## Short task 1
In the theater review, switch "production" to "staging" and give the passage starting at "I’ve not seen" and ending at "their Broadway debuts.".
## Short task 2
Render the dataset rows as a Markdown table with the columns Row and Line, starting at the first row and ending at the row containing "x-tick-label: août-18 <box>314", and leave out any blank lines.
** Start of Supplied passage **
I’ve not seen the namesake documentary on which Lindsey Ferrentino’s play The Fear of 13 is based, but reviews of the 2015 film note its “intriguing mystery” (Time Out) and the “riveting” (The Times), “labyrinthine journey [...] about the art of storytelling” (The Guardian) it crafts in telling the tale of Nick Yarris, a Philadelphia native who spent 22 years on death row for a gruesome crime he did not commit. As directed by David Cromer in rare disjointed form, the production which opened at the James Earl Jones Theatre has none of that going for it, save for two game lead performances by Adrien Brody and Tessa Thompson, making their Broadway debuts.

Yarris’ biography is set for classic melodrama: He filled his youth with petty crimes before escalating to car-jacking and attacking a police officer while under the influence. When a woman turns up dead nearby, why shouldn’t a jury think the 20-year-old boy is crying innocent wolf? We, of course, know he’s innocent, though Ferrentino spends an inordinate amount of time letting him charm us through the direct audience addresses that take up most of the production’s two-hour runtime.
** End of Supplied passage **
** Start of Records to use **
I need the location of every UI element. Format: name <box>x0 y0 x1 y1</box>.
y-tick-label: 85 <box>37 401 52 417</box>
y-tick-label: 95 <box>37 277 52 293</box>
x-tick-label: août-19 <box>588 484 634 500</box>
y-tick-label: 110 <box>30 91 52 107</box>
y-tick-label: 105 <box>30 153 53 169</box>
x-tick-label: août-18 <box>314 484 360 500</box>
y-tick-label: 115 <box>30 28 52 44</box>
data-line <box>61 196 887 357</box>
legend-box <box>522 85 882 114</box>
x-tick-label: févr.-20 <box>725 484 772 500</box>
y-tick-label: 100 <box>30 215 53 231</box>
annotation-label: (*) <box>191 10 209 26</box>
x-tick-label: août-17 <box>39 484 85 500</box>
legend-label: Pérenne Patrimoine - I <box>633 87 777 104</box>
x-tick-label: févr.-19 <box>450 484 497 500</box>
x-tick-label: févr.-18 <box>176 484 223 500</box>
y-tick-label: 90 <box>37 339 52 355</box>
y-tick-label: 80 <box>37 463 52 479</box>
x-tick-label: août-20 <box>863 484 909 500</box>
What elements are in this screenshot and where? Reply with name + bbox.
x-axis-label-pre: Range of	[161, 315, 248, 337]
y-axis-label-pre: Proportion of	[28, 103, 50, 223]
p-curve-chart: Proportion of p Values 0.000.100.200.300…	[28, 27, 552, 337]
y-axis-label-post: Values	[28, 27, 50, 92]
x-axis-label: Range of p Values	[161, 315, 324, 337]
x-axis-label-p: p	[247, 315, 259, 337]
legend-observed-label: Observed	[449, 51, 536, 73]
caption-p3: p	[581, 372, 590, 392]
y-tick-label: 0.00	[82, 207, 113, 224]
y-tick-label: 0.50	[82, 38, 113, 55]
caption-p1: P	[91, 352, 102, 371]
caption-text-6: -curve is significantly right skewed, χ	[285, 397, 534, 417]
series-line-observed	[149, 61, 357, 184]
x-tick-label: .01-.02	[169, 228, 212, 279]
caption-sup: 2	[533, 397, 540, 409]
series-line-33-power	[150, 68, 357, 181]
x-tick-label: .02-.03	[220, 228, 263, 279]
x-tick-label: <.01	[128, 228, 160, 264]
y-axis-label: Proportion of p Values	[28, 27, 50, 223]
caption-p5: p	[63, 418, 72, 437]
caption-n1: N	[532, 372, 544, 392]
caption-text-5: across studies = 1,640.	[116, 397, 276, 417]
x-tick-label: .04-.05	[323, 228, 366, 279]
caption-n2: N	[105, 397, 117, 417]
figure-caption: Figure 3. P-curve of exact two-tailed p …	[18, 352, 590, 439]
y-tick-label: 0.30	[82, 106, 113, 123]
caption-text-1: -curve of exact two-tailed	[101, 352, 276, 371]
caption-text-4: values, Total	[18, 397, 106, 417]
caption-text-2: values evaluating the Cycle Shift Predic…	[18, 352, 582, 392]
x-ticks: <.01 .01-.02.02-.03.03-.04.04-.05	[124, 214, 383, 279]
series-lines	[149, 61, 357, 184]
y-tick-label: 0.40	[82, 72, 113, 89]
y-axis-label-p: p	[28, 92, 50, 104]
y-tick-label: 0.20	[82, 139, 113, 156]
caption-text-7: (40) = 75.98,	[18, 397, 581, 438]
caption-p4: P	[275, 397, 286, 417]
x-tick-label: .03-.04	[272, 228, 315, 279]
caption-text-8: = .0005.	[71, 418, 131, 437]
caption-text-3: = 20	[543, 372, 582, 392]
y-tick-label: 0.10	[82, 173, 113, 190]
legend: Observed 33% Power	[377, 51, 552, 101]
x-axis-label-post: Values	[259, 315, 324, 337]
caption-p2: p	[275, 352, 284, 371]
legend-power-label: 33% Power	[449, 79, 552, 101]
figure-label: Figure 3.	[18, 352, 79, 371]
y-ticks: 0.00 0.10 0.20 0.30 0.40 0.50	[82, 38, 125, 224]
** End of Records to use **
## Complete answer 1
I’ve not seen the namesake documentary on which Lindsey Ferrentino’s play The Fear of 13 is based, but reviews of the 2015 film note its “intriguing mystery” (Time Out) and the “riveting” (The Times), “labyrinthine journey [...] about the art of storytelling” (The Guardian) it crafts in telling the tale of Nick Yarris, a Philadelphia native who spent 22 years on death row for a gruesome crime he did not commit. As directed by David Cromer in rare disjointed form, the staging which opened at the James Earl Jones Theatre has none of that going for it, save for two game lead performances by Adrien Brody and Tessa Thompson, making their Broadway debuts.

## Complete answer 2
| Row | Line |
|---|---|
| 1 | I need the location of every UI element. Format: name <box>x0 y0 x1 y1</box>. |
| 2 | y-tick-label: 85 <box>37 401 52 417</box> |
| 3 | y-tick-label: 95 <box>37 277 52 293</box> |
| 4 | x-tick-label: août-19 <box>588 484 634 500</box> |
| 5 | y-tick-label: 110 <box>30 91 52 107</box> |
| 6 | y-tick-label: 105 <box>30 153 53 169</box> |
| 7 | x-tick-label: août-18 <box>314 484 360 500</box> |